_Required work_:
Only lines holding the string "battery" are wanted; copy each one from the material.

_Data for this exercise_:
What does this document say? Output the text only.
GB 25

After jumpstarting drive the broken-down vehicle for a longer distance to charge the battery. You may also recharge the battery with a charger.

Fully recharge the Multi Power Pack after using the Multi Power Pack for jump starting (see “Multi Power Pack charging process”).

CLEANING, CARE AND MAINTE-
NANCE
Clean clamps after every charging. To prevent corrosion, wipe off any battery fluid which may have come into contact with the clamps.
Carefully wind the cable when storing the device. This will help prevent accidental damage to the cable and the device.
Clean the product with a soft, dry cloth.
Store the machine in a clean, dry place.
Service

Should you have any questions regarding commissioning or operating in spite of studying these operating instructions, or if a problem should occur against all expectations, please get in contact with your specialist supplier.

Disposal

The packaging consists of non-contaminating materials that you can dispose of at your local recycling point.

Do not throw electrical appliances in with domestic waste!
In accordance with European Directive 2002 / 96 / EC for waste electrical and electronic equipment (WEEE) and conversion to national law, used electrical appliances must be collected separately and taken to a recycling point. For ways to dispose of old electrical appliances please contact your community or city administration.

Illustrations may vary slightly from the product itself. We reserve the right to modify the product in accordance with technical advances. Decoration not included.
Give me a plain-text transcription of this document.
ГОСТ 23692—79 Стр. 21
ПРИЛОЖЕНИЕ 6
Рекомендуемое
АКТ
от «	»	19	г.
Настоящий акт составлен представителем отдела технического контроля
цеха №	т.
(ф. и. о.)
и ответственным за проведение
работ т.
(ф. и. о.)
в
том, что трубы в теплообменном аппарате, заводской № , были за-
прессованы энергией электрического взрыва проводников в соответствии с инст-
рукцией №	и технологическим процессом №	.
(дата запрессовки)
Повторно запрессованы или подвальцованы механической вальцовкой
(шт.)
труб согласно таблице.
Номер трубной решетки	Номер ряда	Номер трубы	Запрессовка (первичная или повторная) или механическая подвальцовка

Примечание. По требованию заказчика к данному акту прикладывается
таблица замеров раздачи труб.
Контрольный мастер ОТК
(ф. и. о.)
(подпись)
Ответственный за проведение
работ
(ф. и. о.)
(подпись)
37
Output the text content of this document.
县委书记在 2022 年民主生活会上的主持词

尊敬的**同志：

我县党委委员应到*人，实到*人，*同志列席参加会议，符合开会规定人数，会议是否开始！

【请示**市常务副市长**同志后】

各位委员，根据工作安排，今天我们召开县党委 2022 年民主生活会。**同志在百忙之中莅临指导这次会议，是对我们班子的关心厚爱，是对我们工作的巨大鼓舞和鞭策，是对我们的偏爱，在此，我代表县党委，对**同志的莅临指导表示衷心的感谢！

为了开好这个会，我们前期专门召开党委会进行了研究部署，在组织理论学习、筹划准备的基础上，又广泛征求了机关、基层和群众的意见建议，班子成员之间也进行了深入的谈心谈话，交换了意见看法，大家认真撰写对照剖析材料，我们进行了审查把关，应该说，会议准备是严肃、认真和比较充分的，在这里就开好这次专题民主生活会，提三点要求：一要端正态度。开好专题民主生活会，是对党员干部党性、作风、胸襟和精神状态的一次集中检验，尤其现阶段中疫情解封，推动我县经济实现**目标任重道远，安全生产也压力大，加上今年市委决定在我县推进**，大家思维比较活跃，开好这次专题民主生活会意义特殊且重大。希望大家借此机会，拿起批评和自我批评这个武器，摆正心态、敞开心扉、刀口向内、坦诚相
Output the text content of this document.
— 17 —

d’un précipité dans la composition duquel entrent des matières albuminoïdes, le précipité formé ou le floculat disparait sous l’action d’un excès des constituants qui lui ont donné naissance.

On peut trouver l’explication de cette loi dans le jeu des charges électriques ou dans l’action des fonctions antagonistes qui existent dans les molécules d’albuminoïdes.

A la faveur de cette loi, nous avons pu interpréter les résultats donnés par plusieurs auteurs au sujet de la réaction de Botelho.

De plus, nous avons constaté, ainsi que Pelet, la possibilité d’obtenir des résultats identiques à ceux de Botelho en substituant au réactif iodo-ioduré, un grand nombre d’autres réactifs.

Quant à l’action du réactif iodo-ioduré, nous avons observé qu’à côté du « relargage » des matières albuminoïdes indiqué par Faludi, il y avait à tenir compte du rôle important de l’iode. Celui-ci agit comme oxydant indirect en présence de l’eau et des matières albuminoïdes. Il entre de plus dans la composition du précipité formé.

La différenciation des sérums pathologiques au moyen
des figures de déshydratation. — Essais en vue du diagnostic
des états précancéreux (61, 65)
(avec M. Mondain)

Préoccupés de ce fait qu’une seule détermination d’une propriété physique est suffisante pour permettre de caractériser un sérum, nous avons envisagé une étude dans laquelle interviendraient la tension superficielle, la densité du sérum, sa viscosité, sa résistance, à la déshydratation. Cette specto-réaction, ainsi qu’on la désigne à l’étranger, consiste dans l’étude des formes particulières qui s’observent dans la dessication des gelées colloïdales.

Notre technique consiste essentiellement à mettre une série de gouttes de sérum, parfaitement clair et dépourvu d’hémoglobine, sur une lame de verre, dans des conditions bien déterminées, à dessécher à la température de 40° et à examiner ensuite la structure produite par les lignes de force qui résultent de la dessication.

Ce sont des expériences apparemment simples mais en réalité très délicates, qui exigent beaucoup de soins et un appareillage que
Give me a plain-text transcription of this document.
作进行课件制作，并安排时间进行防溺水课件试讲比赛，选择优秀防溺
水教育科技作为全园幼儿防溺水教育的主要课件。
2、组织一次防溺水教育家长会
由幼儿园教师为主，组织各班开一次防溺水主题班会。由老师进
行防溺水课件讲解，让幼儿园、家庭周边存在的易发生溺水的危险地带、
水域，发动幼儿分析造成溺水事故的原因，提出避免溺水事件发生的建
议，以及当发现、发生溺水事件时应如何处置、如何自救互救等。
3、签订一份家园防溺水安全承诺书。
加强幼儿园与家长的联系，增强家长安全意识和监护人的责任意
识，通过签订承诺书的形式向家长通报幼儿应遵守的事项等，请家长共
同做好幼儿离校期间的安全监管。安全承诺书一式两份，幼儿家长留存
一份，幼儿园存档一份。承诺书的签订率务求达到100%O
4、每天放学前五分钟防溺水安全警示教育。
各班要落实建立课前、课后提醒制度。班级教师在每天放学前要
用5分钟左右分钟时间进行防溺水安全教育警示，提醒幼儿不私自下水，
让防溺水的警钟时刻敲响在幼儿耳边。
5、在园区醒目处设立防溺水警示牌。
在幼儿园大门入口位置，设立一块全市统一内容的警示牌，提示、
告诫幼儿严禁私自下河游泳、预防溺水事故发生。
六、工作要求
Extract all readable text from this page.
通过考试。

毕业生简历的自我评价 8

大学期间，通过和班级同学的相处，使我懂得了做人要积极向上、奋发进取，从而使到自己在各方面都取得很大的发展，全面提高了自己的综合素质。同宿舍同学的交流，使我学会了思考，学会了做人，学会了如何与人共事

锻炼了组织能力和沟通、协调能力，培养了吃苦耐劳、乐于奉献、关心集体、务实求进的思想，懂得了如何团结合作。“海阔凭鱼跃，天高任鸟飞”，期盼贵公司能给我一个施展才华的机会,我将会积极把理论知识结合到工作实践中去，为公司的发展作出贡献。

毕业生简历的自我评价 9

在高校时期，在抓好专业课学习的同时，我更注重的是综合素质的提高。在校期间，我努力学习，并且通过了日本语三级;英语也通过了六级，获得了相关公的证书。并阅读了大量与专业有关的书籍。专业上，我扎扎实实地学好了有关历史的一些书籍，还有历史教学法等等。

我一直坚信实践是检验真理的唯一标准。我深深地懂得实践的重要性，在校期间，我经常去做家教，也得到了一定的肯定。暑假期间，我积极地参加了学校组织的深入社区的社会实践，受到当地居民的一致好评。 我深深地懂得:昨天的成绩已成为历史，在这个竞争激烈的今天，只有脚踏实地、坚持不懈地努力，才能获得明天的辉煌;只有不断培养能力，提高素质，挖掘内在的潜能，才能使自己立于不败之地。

_Final answer_:
After jumpstarting drive the broken-down vehicle for a longer distance to charge the battery. You may also recharge the battery with a charger.
Clean clamps after every charging. To prevent corrosion, wipe off any battery fluid which may have come into contact with the clamps.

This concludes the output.